◆ **WHAT THE TASK ASKS**
Extract all lines containing "свои".
>> begin RECORDS FOR THE EXERCISE
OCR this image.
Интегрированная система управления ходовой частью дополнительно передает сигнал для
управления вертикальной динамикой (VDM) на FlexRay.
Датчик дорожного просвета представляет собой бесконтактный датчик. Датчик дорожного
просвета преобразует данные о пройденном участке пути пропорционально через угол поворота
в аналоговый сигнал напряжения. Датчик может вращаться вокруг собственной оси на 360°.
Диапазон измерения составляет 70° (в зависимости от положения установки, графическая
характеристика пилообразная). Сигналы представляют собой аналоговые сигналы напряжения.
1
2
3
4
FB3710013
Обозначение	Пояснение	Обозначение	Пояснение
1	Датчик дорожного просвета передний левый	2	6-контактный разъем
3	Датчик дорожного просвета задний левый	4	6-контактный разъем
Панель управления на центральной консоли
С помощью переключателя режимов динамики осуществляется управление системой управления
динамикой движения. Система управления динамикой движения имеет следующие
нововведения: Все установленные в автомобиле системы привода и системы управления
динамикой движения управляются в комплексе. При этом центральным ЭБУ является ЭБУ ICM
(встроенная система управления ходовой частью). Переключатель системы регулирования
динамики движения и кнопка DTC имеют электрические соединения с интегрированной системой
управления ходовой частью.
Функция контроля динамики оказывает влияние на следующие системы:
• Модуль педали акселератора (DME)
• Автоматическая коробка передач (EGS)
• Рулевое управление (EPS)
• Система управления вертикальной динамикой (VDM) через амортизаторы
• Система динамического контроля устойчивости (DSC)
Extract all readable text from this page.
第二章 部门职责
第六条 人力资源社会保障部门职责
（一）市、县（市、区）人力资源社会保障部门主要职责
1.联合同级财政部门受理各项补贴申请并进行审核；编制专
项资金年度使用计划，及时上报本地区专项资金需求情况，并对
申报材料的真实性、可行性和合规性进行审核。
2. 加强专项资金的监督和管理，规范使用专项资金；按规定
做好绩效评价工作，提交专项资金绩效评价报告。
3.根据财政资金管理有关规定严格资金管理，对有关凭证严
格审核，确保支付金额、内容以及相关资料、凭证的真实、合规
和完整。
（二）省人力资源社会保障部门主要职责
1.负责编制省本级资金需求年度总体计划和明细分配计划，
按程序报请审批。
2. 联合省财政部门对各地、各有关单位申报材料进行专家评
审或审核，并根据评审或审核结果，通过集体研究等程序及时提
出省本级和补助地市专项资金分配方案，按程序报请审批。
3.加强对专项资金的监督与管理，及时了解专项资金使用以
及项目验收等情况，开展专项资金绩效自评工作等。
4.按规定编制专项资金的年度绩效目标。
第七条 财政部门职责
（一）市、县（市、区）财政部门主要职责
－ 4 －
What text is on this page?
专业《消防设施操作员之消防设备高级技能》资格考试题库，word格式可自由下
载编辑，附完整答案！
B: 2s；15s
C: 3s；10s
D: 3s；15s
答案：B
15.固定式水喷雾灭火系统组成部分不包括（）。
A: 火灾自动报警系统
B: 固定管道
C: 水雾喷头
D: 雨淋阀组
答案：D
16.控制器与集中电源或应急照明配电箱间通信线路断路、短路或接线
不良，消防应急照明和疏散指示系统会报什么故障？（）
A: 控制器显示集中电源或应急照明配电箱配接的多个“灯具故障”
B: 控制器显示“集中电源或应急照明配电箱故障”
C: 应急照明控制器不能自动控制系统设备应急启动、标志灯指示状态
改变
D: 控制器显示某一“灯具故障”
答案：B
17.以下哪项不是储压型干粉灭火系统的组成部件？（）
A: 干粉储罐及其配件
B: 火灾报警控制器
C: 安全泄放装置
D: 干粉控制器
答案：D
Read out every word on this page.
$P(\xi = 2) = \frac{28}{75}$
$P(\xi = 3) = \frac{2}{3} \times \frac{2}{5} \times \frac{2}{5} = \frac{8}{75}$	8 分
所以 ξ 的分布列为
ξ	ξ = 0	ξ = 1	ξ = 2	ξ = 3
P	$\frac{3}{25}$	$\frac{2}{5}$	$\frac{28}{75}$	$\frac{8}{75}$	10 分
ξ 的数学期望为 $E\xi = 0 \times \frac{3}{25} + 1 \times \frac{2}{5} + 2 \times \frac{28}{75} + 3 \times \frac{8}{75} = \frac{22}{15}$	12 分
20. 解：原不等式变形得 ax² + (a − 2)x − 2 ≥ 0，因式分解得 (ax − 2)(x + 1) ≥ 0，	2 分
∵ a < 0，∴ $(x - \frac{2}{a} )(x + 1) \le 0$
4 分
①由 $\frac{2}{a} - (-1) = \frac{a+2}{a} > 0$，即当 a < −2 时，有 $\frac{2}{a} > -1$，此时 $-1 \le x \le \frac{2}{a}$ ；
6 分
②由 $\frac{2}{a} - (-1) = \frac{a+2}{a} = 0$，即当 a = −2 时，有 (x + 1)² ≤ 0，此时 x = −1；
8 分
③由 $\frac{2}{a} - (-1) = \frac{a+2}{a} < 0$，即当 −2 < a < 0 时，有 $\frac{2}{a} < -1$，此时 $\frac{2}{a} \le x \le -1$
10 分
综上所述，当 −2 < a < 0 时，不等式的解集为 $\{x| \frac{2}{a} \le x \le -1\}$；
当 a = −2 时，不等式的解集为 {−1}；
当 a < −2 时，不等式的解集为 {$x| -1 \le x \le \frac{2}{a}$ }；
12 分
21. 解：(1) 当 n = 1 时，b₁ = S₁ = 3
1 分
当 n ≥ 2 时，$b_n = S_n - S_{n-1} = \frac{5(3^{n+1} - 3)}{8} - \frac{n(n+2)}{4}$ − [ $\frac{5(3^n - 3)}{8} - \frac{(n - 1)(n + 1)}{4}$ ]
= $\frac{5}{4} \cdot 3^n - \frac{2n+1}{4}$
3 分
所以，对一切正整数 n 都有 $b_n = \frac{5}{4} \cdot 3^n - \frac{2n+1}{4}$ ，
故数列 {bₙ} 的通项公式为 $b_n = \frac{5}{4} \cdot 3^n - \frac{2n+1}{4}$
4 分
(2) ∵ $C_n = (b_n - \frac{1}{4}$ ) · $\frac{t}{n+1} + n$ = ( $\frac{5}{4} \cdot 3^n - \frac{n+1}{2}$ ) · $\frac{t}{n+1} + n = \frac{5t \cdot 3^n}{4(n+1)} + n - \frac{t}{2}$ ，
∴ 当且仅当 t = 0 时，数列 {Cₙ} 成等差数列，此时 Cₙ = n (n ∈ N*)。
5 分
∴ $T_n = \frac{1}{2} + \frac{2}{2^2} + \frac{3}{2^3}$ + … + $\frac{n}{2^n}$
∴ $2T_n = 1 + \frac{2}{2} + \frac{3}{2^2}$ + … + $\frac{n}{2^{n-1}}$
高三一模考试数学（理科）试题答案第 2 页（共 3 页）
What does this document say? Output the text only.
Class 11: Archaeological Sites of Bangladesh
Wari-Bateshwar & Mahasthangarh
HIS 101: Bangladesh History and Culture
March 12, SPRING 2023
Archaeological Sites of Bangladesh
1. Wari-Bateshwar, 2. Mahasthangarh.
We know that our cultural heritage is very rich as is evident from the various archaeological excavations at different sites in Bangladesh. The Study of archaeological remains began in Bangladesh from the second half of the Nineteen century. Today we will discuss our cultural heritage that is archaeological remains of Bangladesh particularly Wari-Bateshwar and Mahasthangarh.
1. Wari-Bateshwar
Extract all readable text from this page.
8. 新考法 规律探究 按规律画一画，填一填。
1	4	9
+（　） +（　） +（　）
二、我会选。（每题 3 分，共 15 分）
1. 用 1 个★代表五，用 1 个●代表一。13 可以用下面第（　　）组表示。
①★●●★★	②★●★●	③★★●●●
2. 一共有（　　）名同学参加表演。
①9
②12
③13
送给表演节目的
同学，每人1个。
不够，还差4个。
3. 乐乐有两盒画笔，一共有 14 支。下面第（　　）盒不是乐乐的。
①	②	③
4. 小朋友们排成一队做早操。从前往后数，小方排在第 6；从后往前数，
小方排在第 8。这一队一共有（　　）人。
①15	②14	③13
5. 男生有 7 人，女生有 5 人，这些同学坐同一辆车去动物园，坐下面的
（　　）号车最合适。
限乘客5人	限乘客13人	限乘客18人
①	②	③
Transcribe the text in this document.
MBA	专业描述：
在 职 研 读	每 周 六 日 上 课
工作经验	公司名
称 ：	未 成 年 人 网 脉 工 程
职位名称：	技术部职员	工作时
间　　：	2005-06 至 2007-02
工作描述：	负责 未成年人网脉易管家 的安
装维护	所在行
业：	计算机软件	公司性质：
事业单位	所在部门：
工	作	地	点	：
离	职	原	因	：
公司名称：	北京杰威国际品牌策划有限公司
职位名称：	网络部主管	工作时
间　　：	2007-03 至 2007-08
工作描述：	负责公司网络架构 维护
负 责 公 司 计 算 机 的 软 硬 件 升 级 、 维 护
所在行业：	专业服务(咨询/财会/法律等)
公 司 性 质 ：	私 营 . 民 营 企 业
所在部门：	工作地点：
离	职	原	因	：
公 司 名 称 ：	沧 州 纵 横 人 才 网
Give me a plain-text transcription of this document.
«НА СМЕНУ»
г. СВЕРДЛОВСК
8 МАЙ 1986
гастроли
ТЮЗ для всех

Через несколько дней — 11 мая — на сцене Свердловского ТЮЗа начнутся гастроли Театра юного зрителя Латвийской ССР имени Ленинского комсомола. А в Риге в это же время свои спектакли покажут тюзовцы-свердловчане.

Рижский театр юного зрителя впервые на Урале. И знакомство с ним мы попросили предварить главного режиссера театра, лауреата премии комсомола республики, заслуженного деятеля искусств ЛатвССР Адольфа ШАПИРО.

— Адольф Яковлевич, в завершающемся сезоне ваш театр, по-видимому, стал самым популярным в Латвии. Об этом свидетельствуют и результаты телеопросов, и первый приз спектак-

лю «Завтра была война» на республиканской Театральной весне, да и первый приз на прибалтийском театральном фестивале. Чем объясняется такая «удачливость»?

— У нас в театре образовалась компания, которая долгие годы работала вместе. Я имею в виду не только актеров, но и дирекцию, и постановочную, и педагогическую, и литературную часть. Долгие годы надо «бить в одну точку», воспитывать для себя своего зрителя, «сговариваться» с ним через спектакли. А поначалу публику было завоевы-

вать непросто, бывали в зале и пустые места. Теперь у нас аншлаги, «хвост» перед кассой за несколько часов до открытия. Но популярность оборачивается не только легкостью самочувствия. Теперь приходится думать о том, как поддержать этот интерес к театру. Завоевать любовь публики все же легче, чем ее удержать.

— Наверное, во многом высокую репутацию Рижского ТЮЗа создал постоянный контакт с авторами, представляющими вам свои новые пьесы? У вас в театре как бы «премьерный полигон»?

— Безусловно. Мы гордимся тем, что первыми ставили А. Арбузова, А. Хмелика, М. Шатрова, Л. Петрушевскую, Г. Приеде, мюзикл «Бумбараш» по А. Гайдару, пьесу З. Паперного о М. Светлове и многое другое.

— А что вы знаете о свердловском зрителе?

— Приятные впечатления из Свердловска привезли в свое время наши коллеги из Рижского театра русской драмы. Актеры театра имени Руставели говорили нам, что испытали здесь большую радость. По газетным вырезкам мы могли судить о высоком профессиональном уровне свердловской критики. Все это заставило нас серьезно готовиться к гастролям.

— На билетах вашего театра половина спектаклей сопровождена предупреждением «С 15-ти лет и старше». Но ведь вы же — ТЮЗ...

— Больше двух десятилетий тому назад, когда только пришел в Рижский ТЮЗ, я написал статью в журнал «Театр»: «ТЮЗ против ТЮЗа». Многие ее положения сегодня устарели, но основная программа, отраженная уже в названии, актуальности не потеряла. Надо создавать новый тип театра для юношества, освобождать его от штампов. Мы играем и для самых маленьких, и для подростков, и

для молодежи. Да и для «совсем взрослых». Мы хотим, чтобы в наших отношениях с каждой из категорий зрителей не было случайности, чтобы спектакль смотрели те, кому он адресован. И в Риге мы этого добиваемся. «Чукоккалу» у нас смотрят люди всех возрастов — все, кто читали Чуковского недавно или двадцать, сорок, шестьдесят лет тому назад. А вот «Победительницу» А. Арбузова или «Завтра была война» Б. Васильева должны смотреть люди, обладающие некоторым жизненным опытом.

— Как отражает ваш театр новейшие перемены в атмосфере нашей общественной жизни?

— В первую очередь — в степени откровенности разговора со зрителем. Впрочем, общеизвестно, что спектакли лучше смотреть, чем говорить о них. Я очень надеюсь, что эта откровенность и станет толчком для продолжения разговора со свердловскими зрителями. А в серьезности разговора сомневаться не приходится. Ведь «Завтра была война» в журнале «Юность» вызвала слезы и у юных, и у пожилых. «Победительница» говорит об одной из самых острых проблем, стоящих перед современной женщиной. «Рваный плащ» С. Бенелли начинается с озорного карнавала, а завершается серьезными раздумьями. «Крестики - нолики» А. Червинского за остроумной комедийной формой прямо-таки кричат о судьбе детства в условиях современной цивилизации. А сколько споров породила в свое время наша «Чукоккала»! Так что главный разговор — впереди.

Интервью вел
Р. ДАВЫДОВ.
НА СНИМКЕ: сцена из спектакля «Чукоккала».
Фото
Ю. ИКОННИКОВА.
>> end RECORDS FOR THE EXERCISE
◆ **SOLUTION TO THE EXERCISE**
Через несколько дней — 11 мая — на сцене Свердловского ТЮЗа начнутся гастроли Театра юного зрителя Латвийской ССР имени Ленинского комсомола. А в Риге в это же время свои спектакли покажут тюзовцы-свердловчане.
— Наверное, во многом высокую репутацию Рижского ТЮЗа создал постоянный контакт с авторами, представляющими вам свои новые пьесы? У вас в театре как бы «премьерный полигон»?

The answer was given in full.